(Source records)
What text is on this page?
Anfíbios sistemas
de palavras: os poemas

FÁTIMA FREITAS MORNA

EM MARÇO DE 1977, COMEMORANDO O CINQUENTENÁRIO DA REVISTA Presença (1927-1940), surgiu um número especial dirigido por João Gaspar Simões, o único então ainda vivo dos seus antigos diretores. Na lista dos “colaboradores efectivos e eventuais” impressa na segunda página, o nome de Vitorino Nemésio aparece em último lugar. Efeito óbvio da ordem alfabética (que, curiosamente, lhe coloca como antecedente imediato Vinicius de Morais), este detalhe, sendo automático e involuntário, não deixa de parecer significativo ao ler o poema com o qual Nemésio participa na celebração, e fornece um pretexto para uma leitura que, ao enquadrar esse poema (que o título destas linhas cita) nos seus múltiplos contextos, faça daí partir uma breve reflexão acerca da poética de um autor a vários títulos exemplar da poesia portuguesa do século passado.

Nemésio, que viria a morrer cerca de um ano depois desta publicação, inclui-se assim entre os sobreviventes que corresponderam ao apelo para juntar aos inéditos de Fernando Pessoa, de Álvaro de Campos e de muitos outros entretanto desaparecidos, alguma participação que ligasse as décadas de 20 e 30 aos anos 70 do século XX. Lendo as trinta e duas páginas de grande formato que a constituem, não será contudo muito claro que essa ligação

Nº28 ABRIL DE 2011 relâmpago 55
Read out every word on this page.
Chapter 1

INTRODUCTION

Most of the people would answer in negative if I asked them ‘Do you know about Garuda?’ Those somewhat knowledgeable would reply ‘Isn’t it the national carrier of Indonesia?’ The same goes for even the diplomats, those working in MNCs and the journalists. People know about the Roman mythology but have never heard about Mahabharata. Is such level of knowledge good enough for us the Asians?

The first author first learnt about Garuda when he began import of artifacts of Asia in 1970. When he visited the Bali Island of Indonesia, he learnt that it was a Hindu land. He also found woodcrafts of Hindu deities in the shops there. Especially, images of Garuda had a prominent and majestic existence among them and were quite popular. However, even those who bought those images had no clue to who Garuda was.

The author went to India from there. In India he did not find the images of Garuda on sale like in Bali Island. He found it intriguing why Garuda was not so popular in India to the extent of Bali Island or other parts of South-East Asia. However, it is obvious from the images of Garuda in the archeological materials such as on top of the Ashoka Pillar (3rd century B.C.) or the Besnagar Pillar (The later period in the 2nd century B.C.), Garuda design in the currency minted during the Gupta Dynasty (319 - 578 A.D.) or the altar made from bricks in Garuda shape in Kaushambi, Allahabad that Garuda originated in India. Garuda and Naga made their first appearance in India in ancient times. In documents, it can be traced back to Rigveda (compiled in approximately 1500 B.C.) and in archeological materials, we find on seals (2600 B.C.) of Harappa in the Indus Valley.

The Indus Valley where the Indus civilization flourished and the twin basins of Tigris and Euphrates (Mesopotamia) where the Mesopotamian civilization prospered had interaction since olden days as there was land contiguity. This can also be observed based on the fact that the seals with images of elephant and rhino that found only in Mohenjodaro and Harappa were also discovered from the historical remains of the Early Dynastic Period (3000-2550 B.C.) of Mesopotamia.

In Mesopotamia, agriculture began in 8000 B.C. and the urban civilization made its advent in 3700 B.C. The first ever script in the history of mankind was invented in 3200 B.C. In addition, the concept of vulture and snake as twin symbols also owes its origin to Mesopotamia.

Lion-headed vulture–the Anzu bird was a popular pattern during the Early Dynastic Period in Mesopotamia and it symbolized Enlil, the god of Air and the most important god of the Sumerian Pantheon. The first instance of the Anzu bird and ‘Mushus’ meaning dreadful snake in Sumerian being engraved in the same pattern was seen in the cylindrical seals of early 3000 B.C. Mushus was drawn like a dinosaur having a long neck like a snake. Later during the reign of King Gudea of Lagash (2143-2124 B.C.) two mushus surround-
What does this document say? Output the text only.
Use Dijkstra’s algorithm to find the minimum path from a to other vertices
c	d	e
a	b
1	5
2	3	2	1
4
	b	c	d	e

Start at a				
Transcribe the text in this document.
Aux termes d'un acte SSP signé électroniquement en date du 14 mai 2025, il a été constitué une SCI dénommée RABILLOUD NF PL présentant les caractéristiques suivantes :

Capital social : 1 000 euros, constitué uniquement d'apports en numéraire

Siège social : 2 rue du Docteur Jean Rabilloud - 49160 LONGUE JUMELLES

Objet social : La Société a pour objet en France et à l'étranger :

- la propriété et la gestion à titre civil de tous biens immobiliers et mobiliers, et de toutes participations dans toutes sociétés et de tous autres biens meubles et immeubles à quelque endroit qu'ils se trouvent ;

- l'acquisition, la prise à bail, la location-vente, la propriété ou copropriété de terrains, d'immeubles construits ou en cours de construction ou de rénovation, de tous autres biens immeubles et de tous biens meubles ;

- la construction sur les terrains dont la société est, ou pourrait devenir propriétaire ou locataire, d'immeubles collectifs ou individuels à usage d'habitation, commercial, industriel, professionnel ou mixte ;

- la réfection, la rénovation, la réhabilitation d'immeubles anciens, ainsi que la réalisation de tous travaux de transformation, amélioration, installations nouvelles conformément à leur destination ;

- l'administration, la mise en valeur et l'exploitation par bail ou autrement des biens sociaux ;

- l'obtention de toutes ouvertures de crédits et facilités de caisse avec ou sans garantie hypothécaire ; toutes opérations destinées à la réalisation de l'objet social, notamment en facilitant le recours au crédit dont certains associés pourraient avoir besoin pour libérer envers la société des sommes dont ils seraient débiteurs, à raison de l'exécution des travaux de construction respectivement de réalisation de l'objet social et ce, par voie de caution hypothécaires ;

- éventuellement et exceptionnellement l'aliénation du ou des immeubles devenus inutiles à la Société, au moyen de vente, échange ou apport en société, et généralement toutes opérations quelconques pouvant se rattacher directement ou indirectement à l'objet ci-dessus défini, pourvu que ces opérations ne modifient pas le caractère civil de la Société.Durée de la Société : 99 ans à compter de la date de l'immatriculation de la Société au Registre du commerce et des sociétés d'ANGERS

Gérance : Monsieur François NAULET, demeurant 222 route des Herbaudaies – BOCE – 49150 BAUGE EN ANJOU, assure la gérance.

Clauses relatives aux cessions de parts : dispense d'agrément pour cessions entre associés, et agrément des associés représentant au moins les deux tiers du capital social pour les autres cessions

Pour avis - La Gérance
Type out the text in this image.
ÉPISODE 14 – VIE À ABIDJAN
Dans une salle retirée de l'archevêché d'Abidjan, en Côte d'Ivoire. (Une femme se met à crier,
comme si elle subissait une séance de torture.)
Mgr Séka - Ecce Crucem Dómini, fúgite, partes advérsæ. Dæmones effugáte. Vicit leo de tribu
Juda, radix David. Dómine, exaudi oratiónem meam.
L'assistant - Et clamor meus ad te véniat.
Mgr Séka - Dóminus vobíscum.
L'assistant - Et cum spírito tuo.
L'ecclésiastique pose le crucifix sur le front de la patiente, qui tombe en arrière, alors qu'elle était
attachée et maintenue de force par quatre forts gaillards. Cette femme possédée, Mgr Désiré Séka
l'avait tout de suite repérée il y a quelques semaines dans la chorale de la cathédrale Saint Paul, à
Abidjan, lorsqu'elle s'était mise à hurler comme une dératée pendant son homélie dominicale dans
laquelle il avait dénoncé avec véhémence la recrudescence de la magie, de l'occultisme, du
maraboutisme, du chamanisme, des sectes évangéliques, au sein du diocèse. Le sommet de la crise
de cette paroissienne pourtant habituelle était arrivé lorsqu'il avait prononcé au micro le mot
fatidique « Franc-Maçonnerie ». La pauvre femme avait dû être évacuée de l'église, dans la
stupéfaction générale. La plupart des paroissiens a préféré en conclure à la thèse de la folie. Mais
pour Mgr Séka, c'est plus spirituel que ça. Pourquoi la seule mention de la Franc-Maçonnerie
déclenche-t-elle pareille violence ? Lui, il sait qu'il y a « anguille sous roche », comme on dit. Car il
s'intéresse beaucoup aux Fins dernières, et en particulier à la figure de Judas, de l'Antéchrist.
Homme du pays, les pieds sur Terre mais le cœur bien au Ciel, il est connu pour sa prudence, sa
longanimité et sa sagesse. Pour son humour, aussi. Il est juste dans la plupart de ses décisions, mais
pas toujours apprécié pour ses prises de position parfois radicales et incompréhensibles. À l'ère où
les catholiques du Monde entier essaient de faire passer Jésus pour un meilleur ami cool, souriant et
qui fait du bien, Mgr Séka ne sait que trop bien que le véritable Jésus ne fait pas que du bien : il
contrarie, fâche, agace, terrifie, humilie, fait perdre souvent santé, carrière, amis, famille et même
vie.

To do
Using the listing above, locate the lines that hold "assistant" and copy each one.

Task result
L'assistant - Et clamor meus ad te véniat.
L'assistant - Et cum spírito tuo.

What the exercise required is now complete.